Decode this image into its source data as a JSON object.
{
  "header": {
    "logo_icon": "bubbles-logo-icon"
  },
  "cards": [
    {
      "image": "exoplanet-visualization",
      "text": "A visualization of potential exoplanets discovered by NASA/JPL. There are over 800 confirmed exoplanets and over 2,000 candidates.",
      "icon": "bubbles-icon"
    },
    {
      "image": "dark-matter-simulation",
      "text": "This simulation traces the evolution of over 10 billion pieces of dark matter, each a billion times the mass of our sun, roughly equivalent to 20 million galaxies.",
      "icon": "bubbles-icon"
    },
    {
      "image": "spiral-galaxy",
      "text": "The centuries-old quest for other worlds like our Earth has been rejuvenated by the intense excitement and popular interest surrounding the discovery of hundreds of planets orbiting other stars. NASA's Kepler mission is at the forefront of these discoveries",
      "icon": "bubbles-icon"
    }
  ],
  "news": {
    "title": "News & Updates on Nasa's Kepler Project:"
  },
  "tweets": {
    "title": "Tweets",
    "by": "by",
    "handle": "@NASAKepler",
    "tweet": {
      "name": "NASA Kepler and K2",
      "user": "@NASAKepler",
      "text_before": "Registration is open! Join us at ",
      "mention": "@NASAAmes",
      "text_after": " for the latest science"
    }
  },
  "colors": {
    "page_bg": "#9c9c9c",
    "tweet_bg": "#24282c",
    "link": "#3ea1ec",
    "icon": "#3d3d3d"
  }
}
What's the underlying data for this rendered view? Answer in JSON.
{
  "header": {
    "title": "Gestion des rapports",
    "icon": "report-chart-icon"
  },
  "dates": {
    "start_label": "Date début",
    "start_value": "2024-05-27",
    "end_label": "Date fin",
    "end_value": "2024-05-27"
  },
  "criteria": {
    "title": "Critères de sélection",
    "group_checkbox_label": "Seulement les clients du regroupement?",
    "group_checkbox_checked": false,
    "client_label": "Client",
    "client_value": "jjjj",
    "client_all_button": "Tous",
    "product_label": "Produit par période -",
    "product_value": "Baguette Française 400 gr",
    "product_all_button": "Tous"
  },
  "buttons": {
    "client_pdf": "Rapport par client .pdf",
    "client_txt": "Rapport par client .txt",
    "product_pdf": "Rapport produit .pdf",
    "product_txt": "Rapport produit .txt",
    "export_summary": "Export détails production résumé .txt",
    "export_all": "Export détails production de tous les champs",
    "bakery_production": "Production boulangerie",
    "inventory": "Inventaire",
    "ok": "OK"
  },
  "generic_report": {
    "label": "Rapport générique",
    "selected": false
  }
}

────────

[TASK]:
Print out every entry, keeping each one exact.

[FULL RESPONSE]:
Decode this image into its source data as a JSON object.
{
  "header": {
    "logo_icon": "bubbles-logo-icon"
  },
  "cards": [
    {
      "image": "exoplanet-visualization",
      "text": "A visualization of potential exoplanets discovered by NASA/JPL. There are over 800 confirmed exoplanets and over 2,000 candidates.",
      "icon": "bubbles-icon"
    },
    {
      "image": "dark-matter-simulation",
      "text": "This simulation traces the evolution of over 10 billion pieces of dark matter, each a billion times the mass of our sun, roughly equivalent to 20 million galaxies.",
      "icon": "bubbles-icon"
    },
    {
      "image": "spiral-galaxy",
      "text": "The centuries-old quest for other worlds like our Earth has been rejuvenated by the intense excitement and popular interest surrounding the discovery of hundreds of planets orbiting other stars. NASA's Kepler mission is at the forefront of these discoveries",
      "icon": "bubbles-icon"
    }
  ],
  "news": {
    "title": "News & Updates on Nasa's Kepler Project:"
  },
  "tweets": {
    "title": "Tweets",
    "by": "by",
    "handle": "@NASAKepler",
    "tweet": {
      "name": "NASA Kepler and K2",
      "user": "@NASAKepler",
      "text_before": "Registration is open! Join us at ",
      "mention": "@NASAAmes",
      "text_after": " for the latest science"
    }
  },
  "colors": {
    "page_bg": "#9c9c9c",
    "tweet_bg": "#24282c",
    "link": "#3ea1ec",
    "icon": "#3d3d3d"
  }
}
What's the underlying data for this rendered view? Answer in JSON.
{
  "header": {
    "title": "Gestion des rapports",
    "icon": "report-chart-icon"
  },
  "dates": {
    "start_label": "Date début",
    "start_value": "2024-05-27",
    "end_label": "Date fin",
    "end_value": "2024-05-27"
  },
  "criteria": {
    "title": "Critères de sélection",
    "group_checkbox_label": "Seulement les clients du regroupement?",
    "group_checkbox_checked": false,
    "client_label": "Client",
    "client_value": "jjjj",
    "client_all_button": "Tous",
    "product_label": "Produit par période -",
    "product_value": "Baguette Française 400 gr",
    "product_all_button": "Tous"
  },
  "buttons": {
    "client_pdf": "Rapport par client .pdf",
    "client_txt": "Rapport par client .txt",
    "product_pdf": "Rapport produit .pdf",
    "product_txt": "Rapport produit .txt",
    "export_summary": "Export détails production résumé .txt",
    "export_all": "Export détails production de tous les champs",
    "bakery_production": "Production boulangerie",
    "inventory": "Inventaire",
    "ok": "OK"
  },
  "generic_report": {
    "label": "Rapport générique",
    "selected": false
  }
}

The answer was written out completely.